Petrol on Wednesday averaged 118.91p a litre, up from almost 4p in a month; diesel now costs 122.22p a litre, up 7p over the same period,the AA Fuel Price Report found.
That rise comes as Government statistics show car travel is around 55% of lower than pre-lockdown levels - with road transport in total was down 37%.
AA fuel price spokesman Luke Bosdet said: “With people driving fewer miles and going to fuel stations less frequently, some will have seen pump prices jump 4p a litre between visits.
"This will come as a shock."
Who's to blame
The AA said the rise comes following a $5 to $6-a-barrel jump in the price of oil and, with petrol stations wasting little time in passing on the increase.
But that's not enough to cover the size of the rise at the pumps in the past four weeks.
Generally, a $2 change in the price of oil produces a 1p change at the pump, suggesting petrol stations are adding a little extra on top as a "lockdown bonus".
When comparing pump prices across the UK – the most rural parts of the country have petrol averaging 5p a litre less than the most populated areas.
What you can do about it
Figures from the AA show you can now run a small electric car almost as cheaply as a petrol one.
And for people living in cities, who might also have to deal with congestion and other charges, the switch is now a ‘no-brainer’ on the cost front.
Lower fuel costs cut at least £1 off the daily cost of a 15-mile round-trip commute, and possibly much more for city drivers spending time in rush-hour traffic where the fossil-fuel car’s fuel consumption shoots up but the electric car’s is unaffected.
“Electric vehicles, offering cheaper, consistent and predictable fuel costs, are now offering a viable alternative," Bosdet said.
"For hundreds of thousands of city drivers facing more daily congestion and city access charges this year, an electric car can work out cheaper than a petrol or diesel one.
"This will jolt the fuel trade as their customers switch.”

========================================

In the fuel price article, which words does Bosdet use to describe the fuel costs that electric vehicles offer?

__Collected data__
========================================

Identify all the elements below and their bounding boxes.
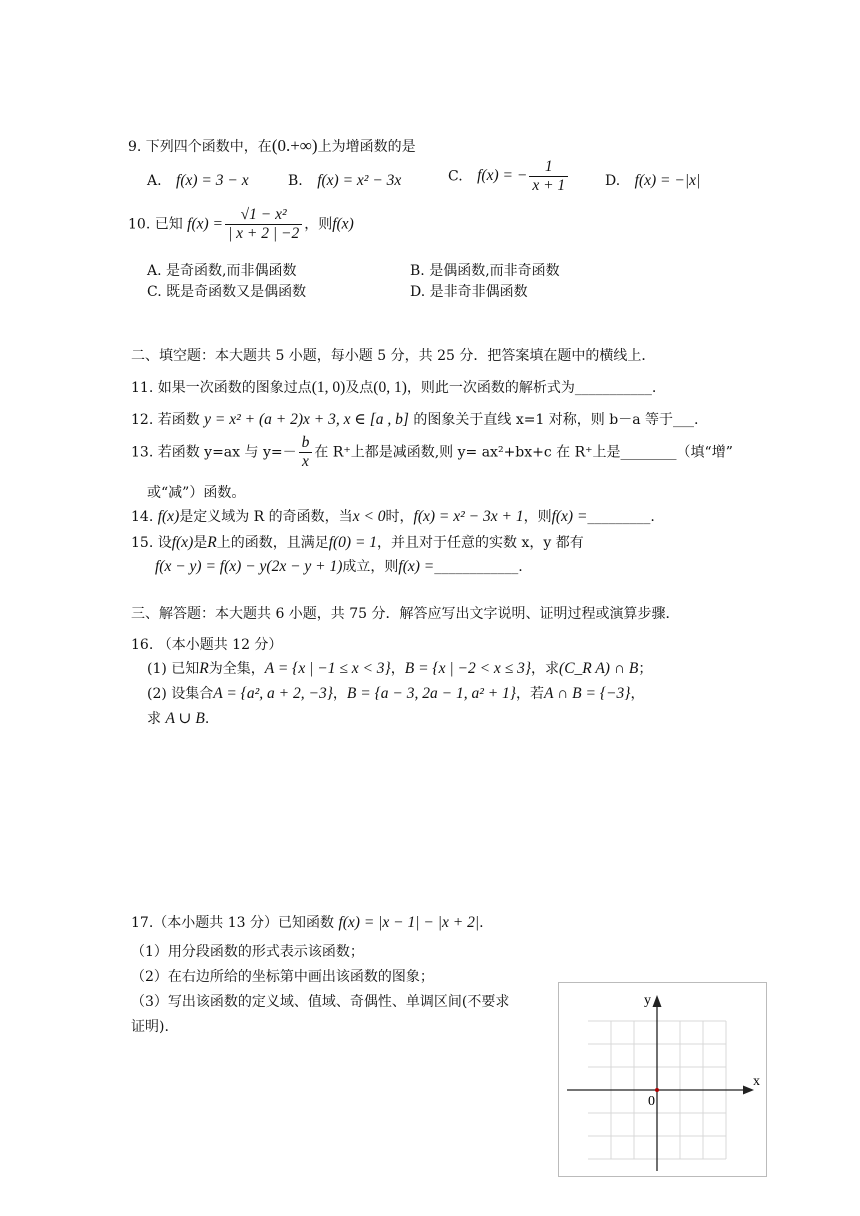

========================================

__Answer to this problem__
Cheaper, consistent and predictable.